Copy each line of the data below with the word "farnosti".

▶

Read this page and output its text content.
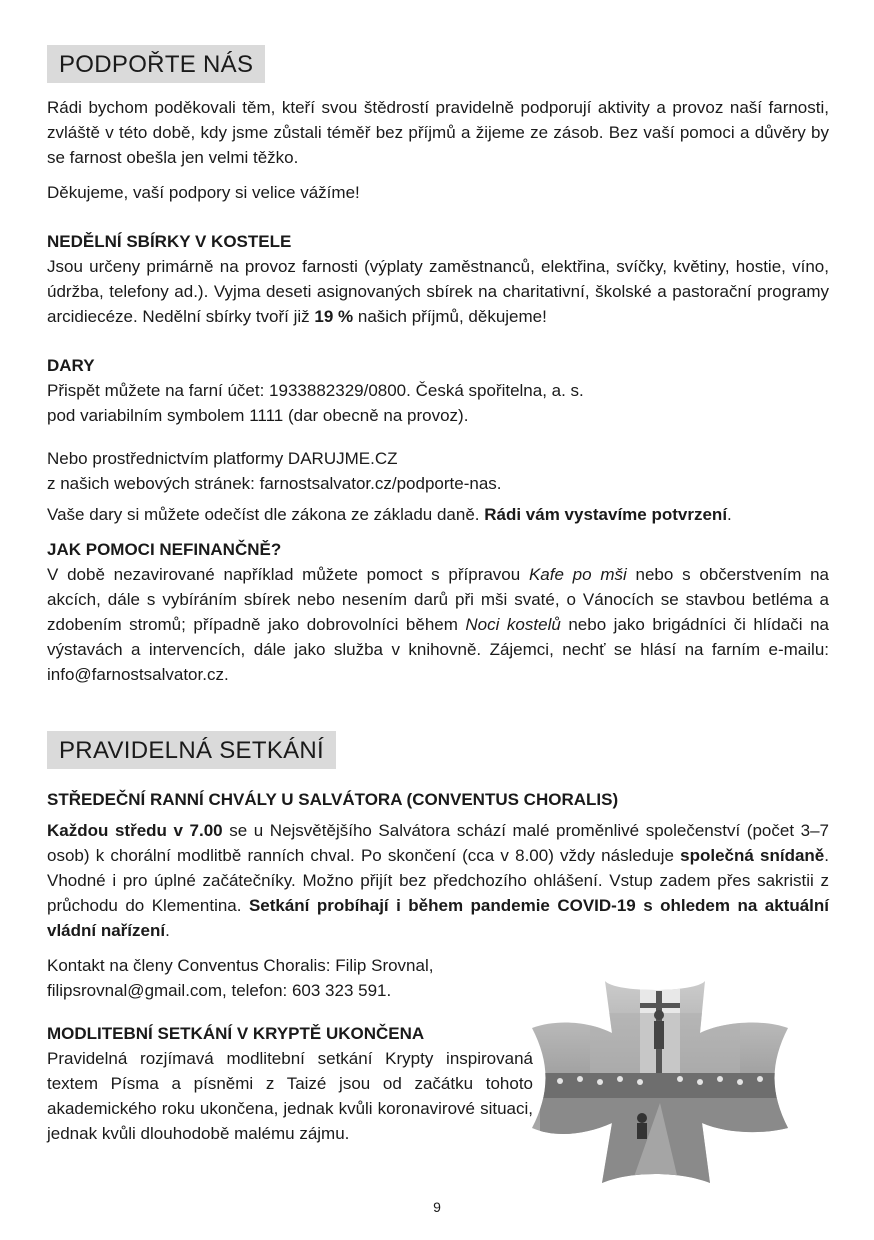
PODPOŘTE NÁS

Rádi bychom poděkovali těm, kteří svou štědrostí pravidelně podporují aktivity a provoz naší farnosti, zvláště v této době, kdy jsme zůstali téměř bez příjmů a žijeme ze zásob. Bez vaší pomoci a důvěry by se farnost obešla jen velmi těžko.

Děkujeme, vaší podpory si velice vážíme!

NEDĚLNÍ SBÍRKY V KOSTELE

Jsou určeny primárně na provoz farnosti (výplaty zaměstnanců, elektřina, svíčky, květiny, hostie, víno, údržba, telefony ad.). Vyjma deseti asignovaných sbírek na charitativní, školské a pastorační programy arcidiecéze. Nedělní sbírky tvoří již 19 % našich příjmů, děkujeme!

DARY

Přispět můžete na farní účet: 1933882329/0800. Česká spořitelna, a. s.
pod variabilním symbolem 1111 (dar obecně na provoz).

Nebo prostřednictvím platformy DARUJME.CZ
z našich webových stránek: farnostsalvator.cz/podporte-nas.

Vaše dary si můžete odečíst dle zákona ze základu daně. Rádi vám vystavíme potvrzení.

JAK POMOCI NEFINANČNĚ?

V době nezavirované například můžete pomoct s přípravou Kafe po mši nebo s občerstvením na akcích, dále s vybíráním sbírek nebo nesením darů při mši svaté, o Vánocích se stavbou betléma a zdobením stromů; případně jako dobrovolníci během Noci kostelů nebo jako brigádníci či hlídači na výstavách a intervencích, dále jako služba v knihovně. Zájemci, nechť se hlásí na farním e-mailu: info@farnostsalvator.cz.

PRAVIDELNÁ SETKÁNÍ
STŘEDEČNÍ RANNÍ CHVÁLY U SALVÁTORA (CONVENTUS CHORALIS)

Každou středu v 7.00 se u Nejsvětějšího Salvátora schází malé proměnlivé společenství (počet 3–7 osob) k chorální modlitbě ranních chval. Po skončení (cca v 8.00) vždy následuje společná snídaně. Vhodné i pro úplné začátečníky. Možno přijít bez předchozího ohlášení. Vstup zadem přes sakristii z průchodu do Klementina. Setkání probíhají i během pandemie COVID-19 s ohledem na aktuální vládní nařízení.

Kontakt na členy Conventus Choralis: Filip Srovnal,
filipsrovnal@gmail.com, telefon: 603 323 591.

MODLITEBNÍ SETKÁNÍ V KRYPTĚ UKONČENA

Pravidelná rozjímavá modlitební setkání Krypty inspirovaná textem Písma a písněmi z Taizé jsou od začátku tohoto akademického roku ukončena, jednak kvůli koronavirové situaci, jednak kvůli dlouhodobě malému zájmu.

9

◀

> Solution for this task:
Rádi bychom poděkovali těm, kteří svou štědrostí pravidelně podporují aktivity a provoz naší farnosti, zvláště v této době, kdy jsme zůstali téměř bez příjmů a žijeme ze zásob. Bez vaší pomoci a důvěry by se farnost obešla jen velmi těžko.
Jsou určeny primárně na provoz farnosti (výplaty zaměstnanců, elektřina, svíčky, květiny, hostie, víno, údržba, telefony ad.). Vyjma deseti asignovaných sbírek na charitativní, školské a pastorační programy arcidiecéze. Nedělní sbírky tvoří již 19 % našich příjmů, děkujeme!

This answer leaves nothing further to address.